CHALLENGE: Reproduce the listing below word for word, leaving out the picture.

# # # #

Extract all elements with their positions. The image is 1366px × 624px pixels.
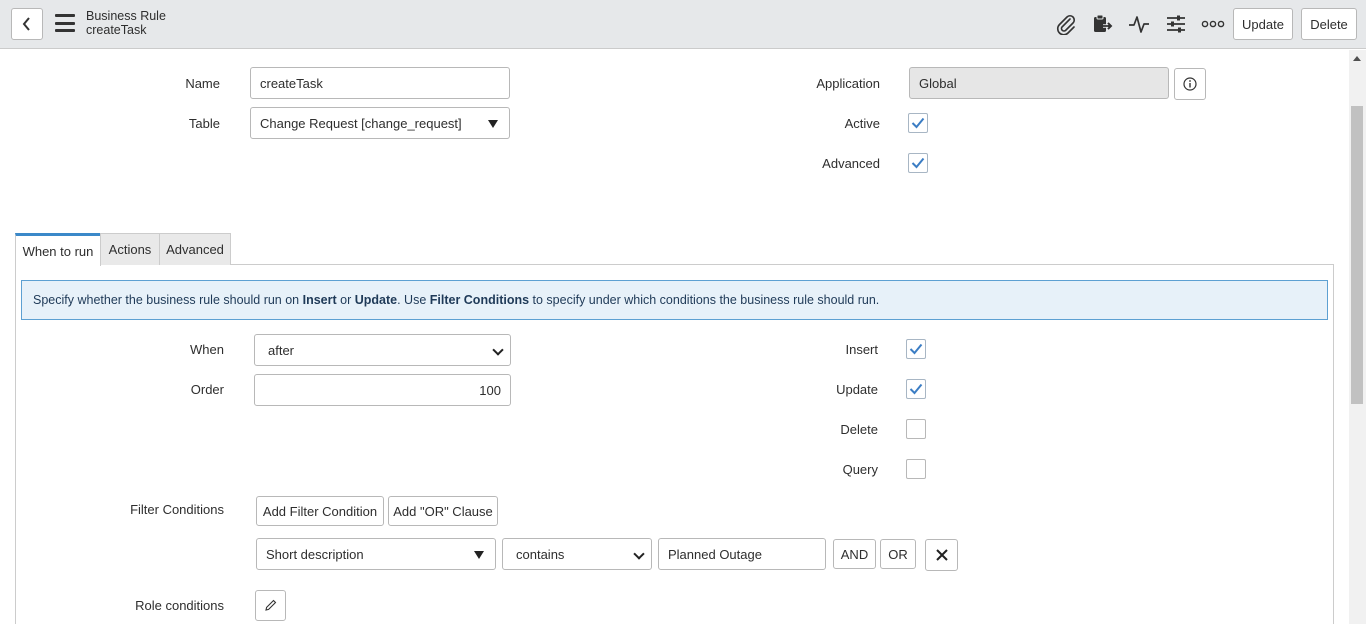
active-checkbox[interactable] [908, 113, 928, 133]
condition-field-value: Short description [266, 546, 364, 562]
info-banner: Specify whether the business rule should… [21, 280, 1328, 320]
form-header: Business Rule createTask Update Delete [0, 0, 1366, 49]
application-field: Global [909, 67, 1169, 99]
table-label: Table [188, 116, 220, 131]
pencil-icon [265, 599, 277, 611]
page-title: Business Rule [86, 9, 166, 23]
name-label: Name [185, 76, 220, 91]
page-scrollbar[interactable] [1349, 50, 1366, 624]
add-filter-condition-button[interactable]: Add Filter Condition [256, 496, 384, 526]
when-label: When [190, 342, 224, 357]
dropdown-arrow-icon [474, 551, 484, 559]
checkmark-icon [909, 383, 923, 395]
remove-condition-button[interactable] [925, 539, 958, 571]
when-select[interactable]: after [254, 334, 511, 366]
delete-label: Delete [840, 422, 878, 437]
chevron-down-icon [492, 344, 504, 356]
back-icon [22, 17, 30, 31]
hamburger-icon[interactable] [55, 14, 75, 32]
advanced-label: Advanced [822, 156, 880, 171]
info-icon [1183, 77, 1197, 91]
role-conditions-label: Role conditions [135, 598, 224, 613]
condition-value-input[interactable]: Planned Outage [658, 538, 826, 570]
add-or-clause-button[interactable]: Add "OR" Clause [388, 496, 498, 526]
query-checkbox[interactable] [906, 459, 926, 479]
checkmark-icon [911, 157, 925, 169]
order-label: Order [190, 382, 224, 397]
update-button[interactable]: Update [1233, 8, 1293, 40]
or-button[interactable]: OR [880, 539, 916, 569]
application-label: Application [816, 76, 880, 91]
query-label: Query [842, 462, 878, 477]
tab-when-to-run[interactable]: When to run [15, 233, 101, 266]
table-select-value: Change Request [change_request] [260, 115, 462, 131]
condition-operator-select[interactable]: contains [502, 538, 652, 570]
insert-checkbox[interactable] [906, 339, 926, 359]
active-label: Active [844, 116, 880, 131]
banner-text: Specify whether the business rule should… [33, 293, 880, 307]
tab-advanced[interactable]: Advanced [159, 233, 231, 265]
checkmark-icon [911, 117, 925, 129]
scroll-thumb[interactable] [1351, 106, 1363, 404]
update-label: Update [836, 382, 878, 397]
order-field[interactable]: 100 [254, 374, 511, 406]
info-button[interactable] [1174, 68, 1206, 100]
advanced-checkbox[interactable] [908, 153, 928, 173]
close-icon [935, 549, 948, 561]
dropdown-arrow-icon [488, 120, 498, 128]
condition-operator-value: contains [516, 546, 565, 562]
checkmark-icon [909, 343, 923, 355]
scroll-up-icon[interactable] [1353, 56, 1361, 61]
edit-role-conditions-button[interactable] [255, 590, 286, 621]
activity-icon[interactable] [1127, 12, 1151, 36]
name-field[interactable]: createTask [250, 67, 510, 99]
table-select[interactable]: Change Request [change_request] [250, 107, 510, 139]
more-icon[interactable] [1201, 12, 1225, 36]
filter-conditions-label: Filter Conditions [130, 502, 224, 517]
record-title: Business Rule createTask [86, 9, 166, 37]
condition-field-select[interactable]: Short description [256, 538, 496, 570]
sliders-icon[interactable] [1164, 12, 1188, 36]
insert-label: Insert [845, 342, 878, 357]
clipboard-export-icon[interactable] [1090, 12, 1114, 36]
delete-checkbox[interactable] [906, 419, 926, 439]
chevron-down-icon [633, 548, 645, 560]
page-subtitle: createTask [86, 23, 147, 37]
and-button[interactable]: AND [833, 539, 876, 569]
delete-button[interactable]: Delete [1301, 8, 1357, 40]
tab-actions[interactable]: Actions [100, 233, 160, 265]
back-button[interactable] [11, 8, 43, 40]
update-checkbox[interactable] [906, 379, 926, 399]
when-select-value: after [268, 342, 295, 358]
paperclip-icon[interactable] [1054, 12, 1078, 36]
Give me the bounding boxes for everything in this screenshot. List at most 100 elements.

# # # #

TASK RESULT:
Extract all elements with their positions. The image is 1366px × 624px pixels.
active-checkbox[interactable] [908, 113, 928, 133]
condition-field-value: Short description [266, 546, 364, 562]
info-banner: Specify whether the business rule should… [21, 280, 1328, 320]
form-header: Business Rule createTask Update Delete [0, 0, 1366, 49]
application-field: Global [909, 67, 1169, 99]
table-label: Table [188, 116, 220, 131]
pencil-icon [265, 599, 277, 611]
page-title: Business Rule [86, 9, 166, 23]
name-label: Name [185, 76, 220, 91]
page-scrollbar[interactable] [1349, 50, 1366, 624]
add-filter-condition-button[interactable]: Add Filter Condition [256, 496, 384, 526]
when-label: When [190, 342, 224, 357]
dropdown-arrow-icon [474, 551, 484, 559]
checkmark-icon [909, 383, 923, 395]
remove-condition-button[interactable] [925, 539, 958, 571]
when-select[interactable]: after [254, 334, 511, 366]
delete-label: Delete [840, 422, 878, 437]
chevron-down-icon [492, 344, 504, 356]
back-icon [22, 17, 30, 31]
hamburger-icon[interactable] [55, 14, 75, 32]
advanced-label: Advanced [822, 156, 880, 171]
info-icon [1183, 77, 1197, 91]
role-conditions-label: Role conditions [135, 598, 224, 613]
condition-value-input[interactable]: Planned Outage [658, 538, 826, 570]
add-or-clause-button[interactable]: Add "OR" Clause [388, 496, 498, 526]
query-checkbox[interactable] [906, 459, 926, 479]
checkmark-icon [911, 157, 925, 169]
order-label: Order [190, 382, 224, 397]
update-button[interactable]: Update [1233, 8, 1293, 40]
or-button[interactable]: OR [880, 539, 916, 569]
application-label: Application [816, 76, 880, 91]
query-label: Query [842, 462, 878, 477]
tab-when-to-run[interactable]: When to run [15, 233, 101, 266]
table-select-value: Change Request [change_request] [260, 115, 462, 131]
condition-operator-select[interactable]: contains [502, 538, 652, 570]
insert-checkbox[interactable] [906, 339, 926, 359]
active-label: Active [844, 116, 880, 131]
banner-text: Specify whether the business rule should… [33, 293, 880, 307]
tab-advanced[interactable]: Advanced [159, 233, 231, 265]
checkmark-icon [911, 117, 925, 129]
scroll-thumb[interactable] [1351, 106, 1363, 404]
update-label: Update [836, 382, 878, 397]
order-field[interactable]: 100 [254, 374, 511, 406]
info-button[interactable] [1174, 68, 1206, 100]
advanced-checkbox[interactable] [908, 153, 928, 173]
close-icon [935, 549, 948, 561]
dropdown-arrow-icon [488, 120, 498, 128]
condition-operator-value: contains [516, 546, 565, 562]
checkmark-icon [909, 343, 923, 355]
scroll-up-icon[interactable] [1353, 56, 1361, 61]
edit-role-conditions-button[interactable] [255, 590, 286, 621]
activity-icon[interactable] [1127, 12, 1151, 36]
name-field[interactable]: createTask [250, 67, 510, 99]
table-select[interactable]: Change Request [change_request] [250, 107, 510, 139]
more-icon[interactable] [1201, 12, 1225, 36]
filter-conditions-label: Filter Conditions [130, 502, 224, 517]
record-title: Business Rule createTask [86, 9, 166, 37]
condition-field-select[interactable]: Short description [256, 538, 496, 570]
sliders-icon[interactable] [1164, 12, 1188, 36]
insert-label: Insert [845, 342, 878, 357]
clipboard-export-icon[interactable] [1090, 12, 1114, 36]
delete-checkbox[interactable] [906, 419, 926, 439]
chevron-down-icon [633, 548, 645, 560]
page-subtitle: createTask [86, 23, 147, 37]
and-button[interactable]: AND [833, 539, 876, 569]
delete-button[interactable]: Delete [1301, 8, 1357, 40]
tab-actions[interactable]: Actions [100, 233, 160, 265]
back-button[interactable] [11, 8, 43, 40]
update-checkbox[interactable] [906, 379, 926, 399]
when-select-value: after [268, 342, 295, 358]
paperclip-icon[interactable] [1054, 12, 1078, 36]
Give me the bounding boxes for everything in this screenshot. List at most 100 elements.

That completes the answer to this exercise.